**Exercise**
Write out the listing below again, precisely as it is given.

**The input**
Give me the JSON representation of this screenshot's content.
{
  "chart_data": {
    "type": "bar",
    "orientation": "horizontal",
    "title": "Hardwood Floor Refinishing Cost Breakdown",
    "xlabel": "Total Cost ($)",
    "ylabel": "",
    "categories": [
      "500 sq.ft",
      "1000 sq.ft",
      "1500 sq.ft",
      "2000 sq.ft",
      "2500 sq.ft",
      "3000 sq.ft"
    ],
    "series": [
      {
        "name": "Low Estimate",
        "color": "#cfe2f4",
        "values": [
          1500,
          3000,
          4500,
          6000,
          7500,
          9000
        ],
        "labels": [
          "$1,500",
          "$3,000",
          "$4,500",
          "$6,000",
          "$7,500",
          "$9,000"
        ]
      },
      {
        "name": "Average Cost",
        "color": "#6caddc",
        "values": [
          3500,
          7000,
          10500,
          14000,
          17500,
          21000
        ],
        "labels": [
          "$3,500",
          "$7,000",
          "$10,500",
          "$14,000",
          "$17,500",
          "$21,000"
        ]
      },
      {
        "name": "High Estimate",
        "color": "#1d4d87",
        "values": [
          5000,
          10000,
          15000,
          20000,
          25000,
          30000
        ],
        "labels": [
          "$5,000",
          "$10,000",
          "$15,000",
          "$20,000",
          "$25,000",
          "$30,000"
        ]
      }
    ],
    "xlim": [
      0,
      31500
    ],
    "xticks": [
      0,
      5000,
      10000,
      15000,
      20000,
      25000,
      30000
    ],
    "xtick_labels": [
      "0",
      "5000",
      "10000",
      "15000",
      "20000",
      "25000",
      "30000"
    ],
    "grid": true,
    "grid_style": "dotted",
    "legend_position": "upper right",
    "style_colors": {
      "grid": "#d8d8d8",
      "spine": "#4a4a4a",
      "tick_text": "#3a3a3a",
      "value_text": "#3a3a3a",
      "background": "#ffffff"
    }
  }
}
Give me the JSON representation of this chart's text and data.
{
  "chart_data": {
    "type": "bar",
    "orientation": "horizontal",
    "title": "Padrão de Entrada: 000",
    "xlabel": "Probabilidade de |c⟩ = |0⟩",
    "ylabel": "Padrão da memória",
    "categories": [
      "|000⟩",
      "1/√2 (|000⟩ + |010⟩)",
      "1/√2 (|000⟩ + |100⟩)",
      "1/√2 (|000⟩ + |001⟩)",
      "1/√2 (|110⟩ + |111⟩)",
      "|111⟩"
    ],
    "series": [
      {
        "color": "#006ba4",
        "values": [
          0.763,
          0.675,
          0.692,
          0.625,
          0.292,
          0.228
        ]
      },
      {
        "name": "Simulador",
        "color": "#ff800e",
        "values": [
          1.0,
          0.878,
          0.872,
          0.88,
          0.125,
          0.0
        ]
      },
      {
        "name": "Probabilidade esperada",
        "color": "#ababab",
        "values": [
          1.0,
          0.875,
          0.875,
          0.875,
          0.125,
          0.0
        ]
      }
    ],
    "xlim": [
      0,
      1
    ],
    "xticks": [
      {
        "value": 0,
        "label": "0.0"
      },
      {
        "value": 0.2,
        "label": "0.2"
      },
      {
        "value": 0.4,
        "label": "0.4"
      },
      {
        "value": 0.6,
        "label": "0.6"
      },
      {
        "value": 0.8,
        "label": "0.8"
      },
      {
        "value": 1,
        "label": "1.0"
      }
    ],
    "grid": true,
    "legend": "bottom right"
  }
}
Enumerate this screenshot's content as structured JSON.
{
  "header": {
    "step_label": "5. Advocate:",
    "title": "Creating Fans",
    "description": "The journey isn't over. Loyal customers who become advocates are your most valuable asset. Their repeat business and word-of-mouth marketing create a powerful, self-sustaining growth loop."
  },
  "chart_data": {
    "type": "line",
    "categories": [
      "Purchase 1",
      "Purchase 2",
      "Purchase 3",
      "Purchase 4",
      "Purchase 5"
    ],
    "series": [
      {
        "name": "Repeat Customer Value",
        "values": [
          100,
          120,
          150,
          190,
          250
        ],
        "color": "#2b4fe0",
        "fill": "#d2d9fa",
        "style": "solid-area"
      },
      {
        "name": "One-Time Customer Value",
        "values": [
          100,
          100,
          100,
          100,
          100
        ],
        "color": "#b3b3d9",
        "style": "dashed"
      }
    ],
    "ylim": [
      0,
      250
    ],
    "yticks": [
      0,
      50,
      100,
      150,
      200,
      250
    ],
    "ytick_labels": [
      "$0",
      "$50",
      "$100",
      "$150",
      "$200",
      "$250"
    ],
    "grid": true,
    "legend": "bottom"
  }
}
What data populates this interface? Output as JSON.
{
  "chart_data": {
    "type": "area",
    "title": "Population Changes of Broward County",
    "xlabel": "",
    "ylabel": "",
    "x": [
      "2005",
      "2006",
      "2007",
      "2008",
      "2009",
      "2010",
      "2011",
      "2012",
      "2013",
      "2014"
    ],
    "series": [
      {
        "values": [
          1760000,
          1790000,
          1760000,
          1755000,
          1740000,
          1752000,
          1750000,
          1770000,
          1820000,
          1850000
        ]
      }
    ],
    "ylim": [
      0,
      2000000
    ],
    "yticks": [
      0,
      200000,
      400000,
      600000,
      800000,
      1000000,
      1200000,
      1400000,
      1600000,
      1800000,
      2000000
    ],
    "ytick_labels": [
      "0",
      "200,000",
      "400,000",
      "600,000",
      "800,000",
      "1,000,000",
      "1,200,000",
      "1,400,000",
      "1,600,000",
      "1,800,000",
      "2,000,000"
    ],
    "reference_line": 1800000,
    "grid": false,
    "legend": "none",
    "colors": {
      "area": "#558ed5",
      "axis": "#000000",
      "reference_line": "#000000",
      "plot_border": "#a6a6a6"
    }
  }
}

**The solution**
Give me the JSON representation of this screenshot's content.
{
  "chart_data": {
    "type": "bar",
    "orientation": "horizontal",
    "title": "Hardwood Floor Refinishing Cost Breakdown",
    "xlabel": "Total Cost ($)",
    "ylabel": "",
    "categories": [
      "500 sq.ft",
      "1000 sq.ft",
      "1500 sq.ft",
      "2000 sq.ft",
      "2500 sq.ft",
      "3000 sq.ft"
    ],
    "series": [
      {
        "name": "Low Estimate",
        "color": "#cfe2f4",
        "values": [
          1500,
          3000,
          4500,
          6000,
          7500,
          9000
        ],
        "labels": [
          "$1,500",
          "$3,000",
          "$4,500",
          "$6,000",
          "$7,500",
          "$9,000"
        ]
      },
      {
        "name": "Average Cost",
        "color": "#6caddc",
        "values": [
          3500,
          7000,
          10500,
          14000,
          17500,
          21000
        ],
        "labels": [
          "$3,500",
          "$7,000",
          "$10,500",
          "$14,000",
          "$17,500",
          "$21,000"
        ]
      },
      {
        "name": "High Estimate",
        "color": "#1d4d87",
        "values": [
          5000,
          10000,
          15000,
          20000,
          25000,
          30000
        ],
        "labels": [
          "$5,000",
          "$10,000",
          "$15,000",
          "$20,000",
          "$25,000",
          "$30,000"
        ]
      }
    ],
    "xlim": [
      0,
      31500
    ],
    "xticks": [
      0,
      5000,
      10000,
      15000,
      20000,
      25000,
      30000
    ],
    "xtick_labels": [
      "0",
      "5000",
      "10000",
      "15000",
      "20000",
      "25000",
      "30000"
    ],
    "grid": true,
    "grid_style": "dotted",
    "legend_position": "upper right",
    "style_colors": {
      "grid": "#d8d8d8",
      "spine": "#4a4a4a",
      "tick_text": "#3a3a3a",
      "value_text": "#3a3a3a",
      "background": "#ffffff"
    }
  }
}
Give me the JSON representation of this chart's text and data.
{
  "chart_data": {
    "type": "bar",
    "orientation": "horizontal",
    "title": "Padrão de Entrada: 000",
    "xlabel": "Probabilidade de |c⟩ = |0⟩",
    "ylabel": "Padrão da memória",
    "categories": [
      "|000⟩",
      "1/√2 (|000⟩ + |010⟩)",
      "1/√2 (|000⟩ + |100⟩)",
      "1/√2 (|000⟩ + |001⟩)",
      "1/√2 (|110⟩ + |111⟩)",
      "|111⟩"
    ],
    "series": [
      {
        "color": "#006ba4",
        "values": [
          0.763,
          0.675,
          0.692,
          0.625,
          0.292,
          0.228
        ]
      },
      {
        "name": "Simulador",
        "color": "#ff800e",
        "values": [
          1.0,
          0.878,
          0.872,
          0.88,
          0.125,
          0.0
        ]
      },
      {
        "name": "Probabilidade esperada",
        "color": "#ababab",
        "values": [
          1.0,
          0.875,
          0.875,
          0.875,
          0.125,
          0.0
        ]
      }
    ],
    "xlim": [
      0,
      1
    ],
    "xticks": [
      {
        "value": 0,
        "label": "0.0"
      },
      {
        "value": 0.2,
        "label": "0.2"
      },
      {
        "value": 0.4,
        "label": "0.4"
      },
      {
        "value": 0.6,
        "label": "0.6"
      },
      {
        "value": 0.8,
        "label": "0.8"
      },
      {
        "value": 1,
        "label": "1.0"
      }
    ],
    "grid": true,
    "legend": "bottom right"
  }
}
Enumerate this screenshot's content as structured JSON.
{
  "header": {
    "step_label": "5. Advocate:",
    "title": "Creating Fans",
    "description": "The journey isn't over. Loyal customers who become advocates are your most valuable asset. Their repeat business and word-of-mouth marketing create a powerful, self-sustaining growth loop."
  },
  "chart_data": {
    "type": "line",
    "categories": [
      "Purchase 1",
      "Purchase 2",
      "Purchase 3",
      "Purchase 4",
      "Purchase 5"
    ],
    "series": [
      {
        "name": "Repeat Customer Value",
        "values": [
          100,
          120,
          150,
          190,
          250
        ],
        "color": "#2b4fe0",
        "fill": "#d2d9fa",
        "style": "solid-area"
      },
      {
        "name": "One-Time Customer Value",
        "values": [
          100,
          100,
          100,
          100,
          100
        ],
        "color": "#b3b3d9",
        "style": "dashed"
      }
    ],
    "ylim": [
      0,
      250
    ],
    "yticks": [
      0,
      50,
      100,
      150,
      200,
      250
    ],
    "ytick_labels": [
      "$0",
      "$50",
      "$100",
      "$150",
      "$200",
      "$250"
    ],
    "grid": true,
    "legend": "bottom"
  }
}
What data populates this interface? Output as JSON.
{
  "chart_data": {
    "type": "area",
    "title": "Population Changes of Broward County",
    "xlabel": "",
    "ylabel": "",
    "x": [
      "2005",
      "2006",
      "2007",
      "2008",
      "2009",
      "2010",
      "2011",
      "2012",
      "2013",
      "2014"
    ],
    "series": [
      {
        "values": [
          1760000,
          1790000,
          1760000,
          1755000,
          1740000,
          1752000,
          1750000,
          1770000,
          1820000,
          1850000
        ]
      }
    ],
    "ylim": [
      0,
      2000000
    ],
    "yticks": [
      0,
      200000,
      400000,
      600000,
      800000,
      1000000,
      1200000,
      1400000,
      1600000,
      1800000,
      2000000
    ],
    "ytick_labels": [
      "0",
      "200,000",
      "400,000",
      "600,000",
      "800,000",
      "1,000,000",
      "1,200,000",
      "1,400,000",
      "1,600,000",
      "1,800,000",
      "2,000,000"
    ],
    "reference_line": 1800000,
    "grid": false,
    "legend": "none",
    "colors": {
      "area": "#558ed5",
      "axis": "#000000",
      "reference_line": "#000000",
      "plot_border": "#a6a6a6"
    }
  }
}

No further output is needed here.